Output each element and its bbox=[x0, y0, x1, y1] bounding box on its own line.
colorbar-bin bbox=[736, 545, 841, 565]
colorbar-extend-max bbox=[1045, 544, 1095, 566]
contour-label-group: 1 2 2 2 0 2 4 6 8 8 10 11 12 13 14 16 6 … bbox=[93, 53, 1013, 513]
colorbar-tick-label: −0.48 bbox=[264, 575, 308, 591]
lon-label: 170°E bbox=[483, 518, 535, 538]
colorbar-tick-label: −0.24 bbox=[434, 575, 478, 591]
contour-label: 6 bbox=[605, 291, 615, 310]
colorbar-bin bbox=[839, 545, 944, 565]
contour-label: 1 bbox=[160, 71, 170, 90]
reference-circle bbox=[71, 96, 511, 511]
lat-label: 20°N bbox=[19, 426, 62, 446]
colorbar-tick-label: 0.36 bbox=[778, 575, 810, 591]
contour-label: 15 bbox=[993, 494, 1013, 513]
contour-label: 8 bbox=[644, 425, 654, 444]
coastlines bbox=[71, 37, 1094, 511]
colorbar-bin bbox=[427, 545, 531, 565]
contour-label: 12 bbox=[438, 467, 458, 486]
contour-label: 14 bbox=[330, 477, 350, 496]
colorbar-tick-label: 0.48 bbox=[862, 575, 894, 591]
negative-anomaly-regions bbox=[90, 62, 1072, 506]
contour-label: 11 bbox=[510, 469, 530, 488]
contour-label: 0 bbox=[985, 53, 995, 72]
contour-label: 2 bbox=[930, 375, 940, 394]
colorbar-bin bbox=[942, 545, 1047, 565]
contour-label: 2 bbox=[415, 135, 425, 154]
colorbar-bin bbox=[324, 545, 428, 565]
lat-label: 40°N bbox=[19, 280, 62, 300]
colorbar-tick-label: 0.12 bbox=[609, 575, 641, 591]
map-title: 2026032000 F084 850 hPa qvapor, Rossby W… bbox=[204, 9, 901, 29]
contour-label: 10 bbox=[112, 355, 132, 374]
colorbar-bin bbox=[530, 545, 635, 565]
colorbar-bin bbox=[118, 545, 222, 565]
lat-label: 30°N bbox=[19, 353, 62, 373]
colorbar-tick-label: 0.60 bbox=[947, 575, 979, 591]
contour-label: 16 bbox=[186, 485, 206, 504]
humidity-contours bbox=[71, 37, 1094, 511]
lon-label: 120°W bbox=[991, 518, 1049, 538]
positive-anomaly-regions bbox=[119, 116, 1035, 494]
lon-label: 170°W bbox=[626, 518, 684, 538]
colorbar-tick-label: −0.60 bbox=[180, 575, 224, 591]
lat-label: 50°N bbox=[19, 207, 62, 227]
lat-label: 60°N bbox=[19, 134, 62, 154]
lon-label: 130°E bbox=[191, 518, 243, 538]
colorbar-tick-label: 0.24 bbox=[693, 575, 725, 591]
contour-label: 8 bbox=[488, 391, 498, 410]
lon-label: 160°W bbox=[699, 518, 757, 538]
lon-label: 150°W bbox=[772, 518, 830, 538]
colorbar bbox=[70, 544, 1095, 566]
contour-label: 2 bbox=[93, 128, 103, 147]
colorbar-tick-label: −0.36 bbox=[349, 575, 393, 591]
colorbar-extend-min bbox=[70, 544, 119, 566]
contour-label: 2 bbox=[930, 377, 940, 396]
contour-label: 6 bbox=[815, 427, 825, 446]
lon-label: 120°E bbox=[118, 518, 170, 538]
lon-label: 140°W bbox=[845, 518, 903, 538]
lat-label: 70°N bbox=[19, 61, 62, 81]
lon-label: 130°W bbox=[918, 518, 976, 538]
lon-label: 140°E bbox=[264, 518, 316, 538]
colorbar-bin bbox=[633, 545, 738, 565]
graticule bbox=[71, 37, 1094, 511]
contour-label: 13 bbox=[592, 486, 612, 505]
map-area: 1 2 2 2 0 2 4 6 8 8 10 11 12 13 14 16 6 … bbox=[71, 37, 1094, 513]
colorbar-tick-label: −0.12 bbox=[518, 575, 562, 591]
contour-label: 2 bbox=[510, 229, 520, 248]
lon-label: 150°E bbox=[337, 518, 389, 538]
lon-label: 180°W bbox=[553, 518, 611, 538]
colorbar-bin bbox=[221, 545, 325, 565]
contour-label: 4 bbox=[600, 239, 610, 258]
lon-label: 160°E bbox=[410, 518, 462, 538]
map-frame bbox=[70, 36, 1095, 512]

___

Exercise requirements
Copy the records verbatim, beginning with their first line and ending with the line that contains "colorbar-bin bbox=[427, 545, 531, 565]". Include both of those lines.

Exercise result
Output each element and its bbox=[x0, y0, x1, y1] bounding box on its own line.
colorbar-bin bbox=[736, 545, 841, 565]
colorbar-extend-max bbox=[1045, 544, 1095, 566]
contour-label-group: 1 2 2 2 0 2 4 6 8 8 10 11 12 13 14 16 6 … bbox=[93, 53, 1013, 513]
colorbar-tick-label: −0.48 bbox=[264, 575, 308, 591]
lon-label: 170°E bbox=[483, 518, 535, 538]
colorbar-tick-label: −0.24 bbox=[434, 575, 478, 591]
contour-label: 6 bbox=[605, 291, 615, 310]
colorbar-bin bbox=[839, 545, 944, 565]
contour-label: 1 bbox=[160, 71, 170, 90]
reference-circle bbox=[71, 96, 511, 511]
lat-label: 20°N bbox=[19, 426, 62, 446]
colorbar-tick-label: 0.36 bbox=[778, 575, 810, 591]
contour-label: 15 bbox=[993, 494, 1013, 513]
contour-label: 8 bbox=[644, 425, 654, 444]
coastlines bbox=[71, 37, 1094, 511]
colorbar-bin bbox=[427, 545, 531, 565]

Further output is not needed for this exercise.